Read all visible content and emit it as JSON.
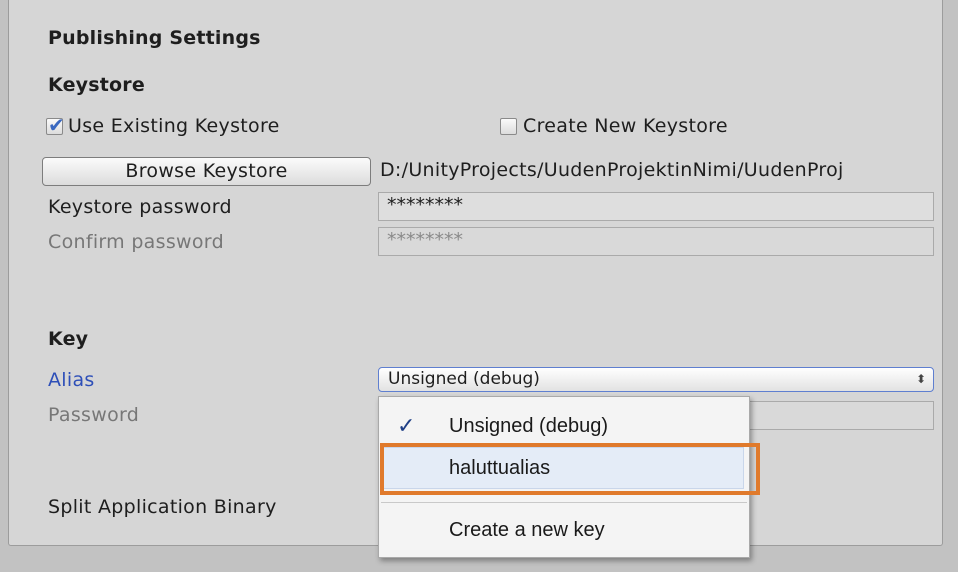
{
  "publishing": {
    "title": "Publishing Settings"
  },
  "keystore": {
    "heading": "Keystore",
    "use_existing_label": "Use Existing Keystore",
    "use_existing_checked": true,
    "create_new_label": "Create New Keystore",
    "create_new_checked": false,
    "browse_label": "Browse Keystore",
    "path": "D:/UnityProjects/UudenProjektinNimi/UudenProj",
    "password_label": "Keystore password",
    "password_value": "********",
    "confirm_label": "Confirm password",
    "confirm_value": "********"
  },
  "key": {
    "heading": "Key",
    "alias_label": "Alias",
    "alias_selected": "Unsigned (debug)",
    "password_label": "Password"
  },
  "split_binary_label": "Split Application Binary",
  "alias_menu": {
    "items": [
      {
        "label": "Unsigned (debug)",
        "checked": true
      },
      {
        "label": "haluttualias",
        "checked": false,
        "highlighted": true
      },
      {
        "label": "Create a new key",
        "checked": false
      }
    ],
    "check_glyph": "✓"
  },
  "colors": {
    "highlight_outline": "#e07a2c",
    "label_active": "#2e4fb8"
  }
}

=====

■ Task brief ■
Omit the pictures and restate the rest of the records verbatim.

■ Response ■
Read all visible content and emit it as JSON.
{
  "publishing": {
    "title": "Publishing Settings"
  },
  "keystore": {
    "heading": "Keystore",
    "use_existing_label": "Use Existing Keystore",
    "use_existing_checked": true,
    "create_new_label": "Create New Keystore",
    "create_new_checked": false,
    "browse_label": "Browse Keystore",
    "path": "D:/UnityProjects/UudenProjektinNimi/UudenProj",
    "password_label": "Keystore password",
    "password_value": "********",
    "confirm_label": "Confirm password",
    "confirm_value": "********"
  },
  "key": {
    "heading": "Key",
    "alias_label": "Alias",
    "alias_selected": "Unsigned (debug)",
    "password_label": "Password"
  },
  "split_binary_label": "Split Application Binary",
  "alias_menu": {
    "items": [
      {
        "label": "Unsigned (debug)",
        "checked": true
      },
      {
        "label": "haluttualias",
        "checked": false,
        "highlighted": true
      },
      {
        "label": "Create a new key",
        "checked": false
      }
    ],
    "check_glyph": "✓"
  },
  "colors": {
    "highlight_outline": "#e07a2c",
    "label_active": "#2e4fb8"
  }
}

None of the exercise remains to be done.